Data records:
-=-=-=-=-
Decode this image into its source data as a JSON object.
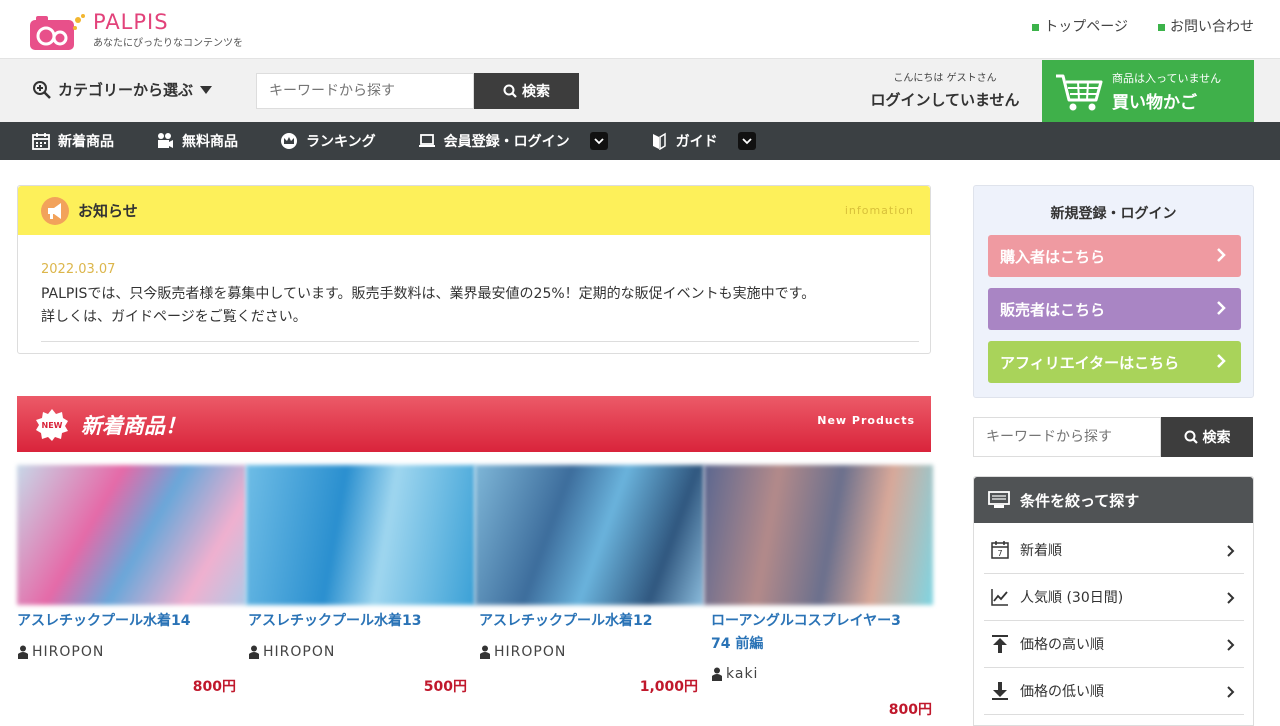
{
  "header": {
    "logo_name": "PALPIS",
    "tagline": "あなたにぴったりなコンテンツを",
    "links": [
      "トップページ",
      "お問い合わせ"
    ]
  },
  "searchbar": {
    "category_label": "カテゴリーから選ぶ",
    "placeholder": "キーワードから探す",
    "search_label": "検索",
    "greeting": "こんにちは ゲストさん",
    "login_status": "ログインしていません",
    "cart_status": "商品は入っていません",
    "cart_label": "買い物かご"
  },
  "nav": {
    "items": [
      "新着商品",
      "無料商品",
      "ランキング",
      "会員登録・ログイン",
      "ガイド"
    ]
  },
  "notice": {
    "title": "お知らせ",
    "title_en": "infomation",
    "date": "2022.03.07",
    "line1": "PALPISでは、只今販売者様を募集中しています。販売手数料は、業界最安値の25%！定期的な販促イベントも実施中です。",
    "line2": "詳しくは、ガイドページをご覧ください。"
  },
  "new_products": {
    "badge": "NEW",
    "title": "新着商品！",
    "title_en": "New Products",
    "items": [
      {
        "title": "アスレチックプール水着14",
        "author": "HIROPON",
        "price": "800円"
      },
      {
        "title": "アスレチックプール水着13",
        "author": "HIROPON",
        "price": "500円"
      },
      {
        "title": "アスレチックプール水着12",
        "author": "HIROPON",
        "price": "1,000円"
      },
      {
        "title_line1": "ローアングルコスプレイヤー3",
        "title_line2": "74 前編",
        "author": "kaki",
        "price": "800円"
      }
    ]
  },
  "sidebar": {
    "register_title": "新規登録・ログイン",
    "buyer": "購入者はこちら",
    "seller": "販売者はこちら",
    "affiliate": "アフィリエイターはこちら",
    "placeholder": "キーワードから探す",
    "search_label": "検索",
    "filter_title": "条件を絞って探す",
    "filters": [
      "新着順",
      "人気順 (30日間)",
      "価格の高い順",
      "価格の低い順"
    ]
  },
  "colors": {
    "brand_pink": "#e2427a",
    "nav_dark": "#3b4043",
    "cart_green": "#3fb04a",
    "notice_yellow": "#fdf05a",
    "new_red": "#d9243b",
    "link_blue": "#2a73b6",
    "price_red": "#c0182c",
    "buyer_pink": "#ef9aa1",
    "seller_purple": "#a985c4",
    "affiliate_green": "#a9d35a"
  }
}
-=-=-=-=-
Using the material above, return every line exactly as it appears, minus the pictures.

TASK OUTPUT>
Decode this image into its source data as a JSON object.
{
  "header": {
    "logo_name": "PALPIS",
    "tagline": "あなたにぴったりなコンテンツを",
    "links": [
      "トップページ",
      "お問い合わせ"
    ]
  },
  "searchbar": {
    "category_label": "カテゴリーから選ぶ",
    "placeholder": "キーワードから探す",
    "search_label": "検索",
    "greeting": "こんにちは ゲストさん",
    "login_status": "ログインしていません",
    "cart_status": "商品は入っていません",
    "cart_label": "買い物かご"
  },
  "nav": {
    "items": [
      "新着商品",
      "無料商品",
      "ランキング",
      "会員登録・ログイン",
      "ガイド"
    ]
  },
  "notice": {
    "title": "お知らせ",
    "title_en": "infomation",
    "date": "2022.03.07",
    "line1": "PALPISでは、只今販売者様を募集中しています。販売手数料は、業界最安値の25%！定期的な販促イベントも実施中です。",
    "line2": "詳しくは、ガイドページをご覧ください。"
  },
  "new_products": {
    "badge": "NEW",
    "title": "新着商品！",
    "title_en": "New Products",
    "items": [
      {
        "title": "アスレチックプール水着14",
        "author": "HIROPON",
        "price": "800円"
      },
      {
        "title": "アスレチックプール水着13",
        "author": "HIROPON",
        "price": "500円"
      },
      {
        "title": "アスレチックプール水着12",
        "author": "HIROPON",
        "price": "1,000円"
      },
      {
        "title_line1": "ローアングルコスプレイヤー3",
        "title_line2": "74 前編",
        "author": "kaki",
        "price": "800円"
      }
    ]
  },
  "sidebar": {
    "register_title": "新規登録・ログイン",
    "buyer": "購入者はこちら",
    "seller": "販売者はこちら",
    "affiliate": "アフィリエイターはこちら",
    "placeholder": "キーワードから探す",
    "search_label": "検索",
    "filter_title": "条件を絞って探す",
    "filters": [
      "新着順",
      "人気順 (30日間)",
      "価格の高い順",
      "価格の低い順"
    ]
  },
  "colors": {
    "brand_pink": "#e2427a",
    "nav_dark": "#3b4043",
    "cart_green": "#3fb04a",
    "notice_yellow": "#fdf05a",
    "new_red": "#d9243b",
    "link_blue": "#2a73b6",
    "price_red": "#c0182c",
    "buyer_pink": "#ef9aa1",
    "seller_purple": "#a985c4",
    "affiliate_green": "#a9d35a"
  }
}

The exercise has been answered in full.